Dataset entries
************

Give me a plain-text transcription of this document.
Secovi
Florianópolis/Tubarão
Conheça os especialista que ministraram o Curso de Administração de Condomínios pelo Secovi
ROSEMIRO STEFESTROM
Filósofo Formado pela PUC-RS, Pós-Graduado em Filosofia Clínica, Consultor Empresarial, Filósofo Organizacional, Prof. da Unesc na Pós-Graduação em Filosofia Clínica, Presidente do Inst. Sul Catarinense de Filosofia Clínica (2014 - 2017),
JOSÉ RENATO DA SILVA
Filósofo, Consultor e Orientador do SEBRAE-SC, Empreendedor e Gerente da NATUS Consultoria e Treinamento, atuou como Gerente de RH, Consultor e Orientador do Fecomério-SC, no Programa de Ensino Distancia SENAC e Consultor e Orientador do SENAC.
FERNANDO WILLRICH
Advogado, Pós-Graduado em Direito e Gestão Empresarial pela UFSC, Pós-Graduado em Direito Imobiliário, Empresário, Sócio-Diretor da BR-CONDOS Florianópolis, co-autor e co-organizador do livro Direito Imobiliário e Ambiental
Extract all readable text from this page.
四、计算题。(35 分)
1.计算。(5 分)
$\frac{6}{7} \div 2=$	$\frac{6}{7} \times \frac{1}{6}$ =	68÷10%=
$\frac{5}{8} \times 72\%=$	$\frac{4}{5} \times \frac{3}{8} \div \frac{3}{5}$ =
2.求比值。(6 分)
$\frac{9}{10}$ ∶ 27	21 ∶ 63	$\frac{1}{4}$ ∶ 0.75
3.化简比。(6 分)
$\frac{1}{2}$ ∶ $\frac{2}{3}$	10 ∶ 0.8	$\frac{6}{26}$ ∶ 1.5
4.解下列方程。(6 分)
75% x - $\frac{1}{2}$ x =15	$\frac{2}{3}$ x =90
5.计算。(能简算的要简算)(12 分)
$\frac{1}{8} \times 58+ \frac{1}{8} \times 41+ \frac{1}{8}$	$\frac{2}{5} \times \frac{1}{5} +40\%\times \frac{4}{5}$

************

Set down all of the records shown above once more, exactly.

# TASK ANSWER
Give me a plain-text transcription of this document.
Secovi
Florianópolis/Tubarão
Conheça os especialista que ministraram o Curso de Administração de Condomínios pelo Secovi
ROSEMIRO STEFESTROM
Filósofo Formado pela PUC-RS, Pós-Graduado em Filosofia Clínica, Consultor Empresarial, Filósofo Organizacional, Prof. da Unesc na Pós-Graduação em Filosofia Clínica, Presidente do Inst. Sul Catarinense de Filosofia Clínica (2014 - 2017),
JOSÉ RENATO DA SILVA
Filósofo, Consultor e Orientador do SEBRAE-SC, Empreendedor e Gerente da NATUS Consultoria e Treinamento, atuou como Gerente de RH, Consultor e Orientador do Fecomério-SC, no Programa de Ensino Distancia SENAC e Consultor e Orientador do SENAC.
FERNANDO WILLRICH
Advogado, Pós-Graduado em Direito e Gestão Empresarial pela UFSC, Pós-Graduado em Direito Imobiliário, Empresário, Sócio-Diretor da BR-CONDOS Florianópolis, co-autor e co-organizador do livro Direito Imobiliário e Ambiental
Extract all readable text from this page.
四、计算题。(35 分)
1.计算。(5 分)
$\frac{6}{7} \div 2=$	$\frac{6}{7} \times \frac{1}{6}$ =	68÷10%=
$\frac{5}{8} \times 72\%=$	$\frac{4}{5} \times \frac{3}{8} \div \frac{3}{5}$ =
2.求比值。(6 分)
$\frac{9}{10}$ ∶ 27	21 ∶ 63	$\frac{1}{4}$ ∶ 0.75
3.化简比。(6 分)
$\frac{1}{2}$ ∶ $\frac{2}{3}$	10 ∶ 0.8	$\frac{6}{26}$ ∶ 1.5
4.解下列方程。(6 分)
75% x - $\frac{1}{2}$ x =15	$\frac{2}{3}$ x =90
5.计算。(能简算的要简算)(12 分)
$\frac{1}{8} \times 58+ \frac{1}{8} \times 41+ \frac{1}{8}$	$\frac{2}{5} \times \frac{1}{5} +40\%\times \frac{4}{5}$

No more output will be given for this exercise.